> The exercise: Print the stretch of rows from the very first one through the one containing "page-icon [50,477,82,517]", copying each line unchanged.

> Records to use:
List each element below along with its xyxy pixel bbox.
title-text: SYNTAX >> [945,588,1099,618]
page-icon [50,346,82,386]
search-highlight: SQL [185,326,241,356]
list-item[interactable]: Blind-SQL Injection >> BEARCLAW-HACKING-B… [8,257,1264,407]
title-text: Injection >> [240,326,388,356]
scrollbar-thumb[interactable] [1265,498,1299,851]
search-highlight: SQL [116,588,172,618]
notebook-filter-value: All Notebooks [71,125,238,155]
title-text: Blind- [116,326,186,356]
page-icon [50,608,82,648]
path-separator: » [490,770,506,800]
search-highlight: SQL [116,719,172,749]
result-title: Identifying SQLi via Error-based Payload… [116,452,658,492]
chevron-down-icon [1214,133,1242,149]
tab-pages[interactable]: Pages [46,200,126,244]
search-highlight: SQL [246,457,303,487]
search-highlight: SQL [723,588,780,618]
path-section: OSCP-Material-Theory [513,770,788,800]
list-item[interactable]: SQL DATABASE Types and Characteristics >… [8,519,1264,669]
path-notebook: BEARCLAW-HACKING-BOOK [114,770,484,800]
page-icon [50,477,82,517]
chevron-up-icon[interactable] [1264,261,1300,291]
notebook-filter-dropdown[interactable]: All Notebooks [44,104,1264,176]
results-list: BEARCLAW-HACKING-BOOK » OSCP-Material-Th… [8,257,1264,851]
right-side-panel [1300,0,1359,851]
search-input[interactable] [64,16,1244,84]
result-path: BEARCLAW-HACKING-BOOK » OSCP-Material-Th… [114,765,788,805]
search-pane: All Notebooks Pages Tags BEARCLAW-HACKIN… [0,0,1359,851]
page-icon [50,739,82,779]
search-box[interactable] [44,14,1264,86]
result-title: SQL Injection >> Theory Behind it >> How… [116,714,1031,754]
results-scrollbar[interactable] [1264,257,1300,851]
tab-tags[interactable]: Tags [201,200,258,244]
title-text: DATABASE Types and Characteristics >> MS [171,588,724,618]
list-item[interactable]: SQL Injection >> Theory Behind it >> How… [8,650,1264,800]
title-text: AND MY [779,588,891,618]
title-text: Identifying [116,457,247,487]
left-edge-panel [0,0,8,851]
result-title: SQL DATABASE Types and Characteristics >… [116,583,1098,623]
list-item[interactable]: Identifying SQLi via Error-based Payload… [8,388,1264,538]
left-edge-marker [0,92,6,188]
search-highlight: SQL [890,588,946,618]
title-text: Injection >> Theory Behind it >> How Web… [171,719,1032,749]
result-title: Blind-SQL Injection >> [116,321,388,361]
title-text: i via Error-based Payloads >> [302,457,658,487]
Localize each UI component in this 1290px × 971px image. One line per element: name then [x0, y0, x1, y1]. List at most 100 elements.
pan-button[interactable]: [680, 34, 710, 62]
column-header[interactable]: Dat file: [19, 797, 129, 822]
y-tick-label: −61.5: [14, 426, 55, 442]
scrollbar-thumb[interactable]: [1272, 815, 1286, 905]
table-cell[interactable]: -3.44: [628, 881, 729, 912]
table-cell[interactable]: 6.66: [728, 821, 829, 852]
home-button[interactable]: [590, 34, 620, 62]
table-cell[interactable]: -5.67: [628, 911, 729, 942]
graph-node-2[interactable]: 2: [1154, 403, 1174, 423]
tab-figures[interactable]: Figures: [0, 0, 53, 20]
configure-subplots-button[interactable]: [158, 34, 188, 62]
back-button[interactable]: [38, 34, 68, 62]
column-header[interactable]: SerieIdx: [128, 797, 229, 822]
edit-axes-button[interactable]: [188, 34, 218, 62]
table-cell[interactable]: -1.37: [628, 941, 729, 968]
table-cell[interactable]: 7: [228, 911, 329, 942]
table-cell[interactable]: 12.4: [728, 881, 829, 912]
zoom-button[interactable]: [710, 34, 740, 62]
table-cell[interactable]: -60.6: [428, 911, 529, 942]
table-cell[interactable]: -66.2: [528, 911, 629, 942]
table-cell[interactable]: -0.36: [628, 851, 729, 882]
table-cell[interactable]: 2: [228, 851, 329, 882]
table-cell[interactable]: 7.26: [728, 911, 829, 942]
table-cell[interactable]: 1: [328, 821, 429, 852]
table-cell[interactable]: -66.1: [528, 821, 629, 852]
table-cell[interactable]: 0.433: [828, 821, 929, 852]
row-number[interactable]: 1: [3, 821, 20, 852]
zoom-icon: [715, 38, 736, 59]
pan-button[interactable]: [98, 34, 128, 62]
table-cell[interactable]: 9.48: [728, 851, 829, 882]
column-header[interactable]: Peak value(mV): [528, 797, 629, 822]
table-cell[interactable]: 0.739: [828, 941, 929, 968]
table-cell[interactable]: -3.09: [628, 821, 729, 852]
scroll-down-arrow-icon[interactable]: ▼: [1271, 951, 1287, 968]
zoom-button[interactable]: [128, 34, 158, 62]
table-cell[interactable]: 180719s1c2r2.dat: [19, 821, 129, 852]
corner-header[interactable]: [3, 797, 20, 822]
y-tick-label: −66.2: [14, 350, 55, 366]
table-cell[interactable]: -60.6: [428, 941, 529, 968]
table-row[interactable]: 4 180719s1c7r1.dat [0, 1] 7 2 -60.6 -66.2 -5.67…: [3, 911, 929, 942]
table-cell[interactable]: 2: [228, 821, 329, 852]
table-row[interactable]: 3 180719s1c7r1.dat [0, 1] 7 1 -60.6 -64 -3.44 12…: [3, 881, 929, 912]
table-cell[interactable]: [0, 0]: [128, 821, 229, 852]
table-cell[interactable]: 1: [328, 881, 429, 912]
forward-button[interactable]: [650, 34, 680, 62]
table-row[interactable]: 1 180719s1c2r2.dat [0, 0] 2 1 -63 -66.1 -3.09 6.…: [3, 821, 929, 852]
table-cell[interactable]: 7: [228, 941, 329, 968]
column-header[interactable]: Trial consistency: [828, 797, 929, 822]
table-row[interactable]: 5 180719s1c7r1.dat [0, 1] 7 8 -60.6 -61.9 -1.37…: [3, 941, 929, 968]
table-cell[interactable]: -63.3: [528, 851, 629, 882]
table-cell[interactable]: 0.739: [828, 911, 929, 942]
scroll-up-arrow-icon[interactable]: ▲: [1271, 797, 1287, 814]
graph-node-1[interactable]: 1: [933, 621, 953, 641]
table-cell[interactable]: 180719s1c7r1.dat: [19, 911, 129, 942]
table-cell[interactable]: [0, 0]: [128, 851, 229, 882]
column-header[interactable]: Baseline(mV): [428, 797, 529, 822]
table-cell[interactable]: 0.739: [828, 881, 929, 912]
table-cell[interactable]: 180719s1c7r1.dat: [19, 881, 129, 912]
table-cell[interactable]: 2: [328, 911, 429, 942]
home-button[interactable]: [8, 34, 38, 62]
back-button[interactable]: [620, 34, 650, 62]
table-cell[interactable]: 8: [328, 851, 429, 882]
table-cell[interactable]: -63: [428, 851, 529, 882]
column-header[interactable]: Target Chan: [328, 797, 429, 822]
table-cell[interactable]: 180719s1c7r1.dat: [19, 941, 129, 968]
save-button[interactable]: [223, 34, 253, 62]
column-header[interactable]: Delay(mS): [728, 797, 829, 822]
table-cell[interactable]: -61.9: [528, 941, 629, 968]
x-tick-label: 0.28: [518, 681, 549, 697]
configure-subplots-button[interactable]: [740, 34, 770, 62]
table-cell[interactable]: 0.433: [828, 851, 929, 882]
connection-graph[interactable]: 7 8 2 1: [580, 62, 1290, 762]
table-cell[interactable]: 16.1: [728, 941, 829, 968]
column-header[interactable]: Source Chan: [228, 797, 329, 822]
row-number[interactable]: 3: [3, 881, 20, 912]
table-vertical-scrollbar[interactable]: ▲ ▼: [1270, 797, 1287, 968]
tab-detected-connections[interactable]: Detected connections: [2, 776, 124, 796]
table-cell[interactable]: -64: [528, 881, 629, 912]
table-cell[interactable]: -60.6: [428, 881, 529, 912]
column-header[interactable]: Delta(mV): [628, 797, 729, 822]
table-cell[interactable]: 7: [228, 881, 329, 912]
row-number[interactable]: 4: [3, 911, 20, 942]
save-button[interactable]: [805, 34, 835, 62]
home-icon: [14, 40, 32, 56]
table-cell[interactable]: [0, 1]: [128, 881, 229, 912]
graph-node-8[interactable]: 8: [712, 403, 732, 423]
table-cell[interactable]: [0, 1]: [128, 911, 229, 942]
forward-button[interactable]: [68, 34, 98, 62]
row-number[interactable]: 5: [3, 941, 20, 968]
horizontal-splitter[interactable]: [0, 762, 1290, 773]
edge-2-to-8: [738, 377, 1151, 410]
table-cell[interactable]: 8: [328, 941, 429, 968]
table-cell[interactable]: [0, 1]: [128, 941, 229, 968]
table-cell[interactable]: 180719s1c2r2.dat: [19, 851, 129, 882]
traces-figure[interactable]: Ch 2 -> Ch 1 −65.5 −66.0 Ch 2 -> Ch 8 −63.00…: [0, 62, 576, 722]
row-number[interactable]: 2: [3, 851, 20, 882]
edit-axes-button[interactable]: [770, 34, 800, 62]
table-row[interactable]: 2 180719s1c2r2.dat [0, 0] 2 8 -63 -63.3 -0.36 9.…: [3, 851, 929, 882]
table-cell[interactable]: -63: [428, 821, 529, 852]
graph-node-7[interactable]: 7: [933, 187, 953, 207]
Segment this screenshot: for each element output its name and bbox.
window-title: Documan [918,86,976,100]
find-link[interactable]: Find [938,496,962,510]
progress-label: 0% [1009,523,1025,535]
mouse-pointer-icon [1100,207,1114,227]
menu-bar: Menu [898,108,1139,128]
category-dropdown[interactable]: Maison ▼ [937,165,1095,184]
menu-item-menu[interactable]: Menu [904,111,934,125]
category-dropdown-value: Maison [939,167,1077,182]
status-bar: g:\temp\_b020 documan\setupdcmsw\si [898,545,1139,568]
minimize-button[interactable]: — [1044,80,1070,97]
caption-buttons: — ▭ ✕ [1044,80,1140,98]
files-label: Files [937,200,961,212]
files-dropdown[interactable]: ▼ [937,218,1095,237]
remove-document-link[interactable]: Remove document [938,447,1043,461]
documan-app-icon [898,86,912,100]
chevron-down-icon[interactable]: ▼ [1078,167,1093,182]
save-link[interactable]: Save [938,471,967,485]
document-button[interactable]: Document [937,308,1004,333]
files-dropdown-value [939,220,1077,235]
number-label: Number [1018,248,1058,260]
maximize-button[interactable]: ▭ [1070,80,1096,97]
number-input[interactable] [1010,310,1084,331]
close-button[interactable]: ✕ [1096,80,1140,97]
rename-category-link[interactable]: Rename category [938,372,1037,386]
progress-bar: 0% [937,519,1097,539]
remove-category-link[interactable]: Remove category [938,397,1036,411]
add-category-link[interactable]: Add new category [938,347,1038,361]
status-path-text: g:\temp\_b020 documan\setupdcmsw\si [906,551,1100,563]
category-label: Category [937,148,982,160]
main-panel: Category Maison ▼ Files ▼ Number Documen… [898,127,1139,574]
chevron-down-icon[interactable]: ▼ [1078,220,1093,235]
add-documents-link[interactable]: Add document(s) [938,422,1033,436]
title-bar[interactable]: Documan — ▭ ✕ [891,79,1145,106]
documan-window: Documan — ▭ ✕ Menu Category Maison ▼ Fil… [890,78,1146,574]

> The answer:
List each element below along with its xyxy pixel bbox.
title-text: SYNTAX >> [945,588,1099,618]
page-icon [50,346,82,386]
search-highlight: SQL [185,326,241,356]
list-item[interactable]: Blind-SQL Injection >> BEARCLAW-HACKING-B… [8,257,1264,407]
title-text: Injection >> [240,326,388,356]
scrollbar-thumb[interactable] [1265,498,1299,851]
search-highlight: SQL [116,588,172,618]
notebook-filter-value: All Notebooks [71,125,238,155]
title-text: Blind- [116,326,186,356]
page-icon [50,608,82,648]
path-separator: » [490,770,506,800]
search-highlight: SQL [116,719,172,749]
result-title: Identifying SQLi via Error-based Payload… [116,452,658,492]
chevron-down-icon [1214,133,1242,149]
tab-pages[interactable]: Pages [46,200,126,244]
search-highlight: SQL [246,457,303,487]
search-highlight: SQL [723,588,780,618]
path-section: OSCP-Material-Theory [513,770,788,800]
list-item[interactable]: SQL DATABASE Types and Characteristics >… [8,519,1264,669]
path-notebook: BEARCLAW-HACKING-BOOK [114,770,484,800]
page-icon [50,477,82,517]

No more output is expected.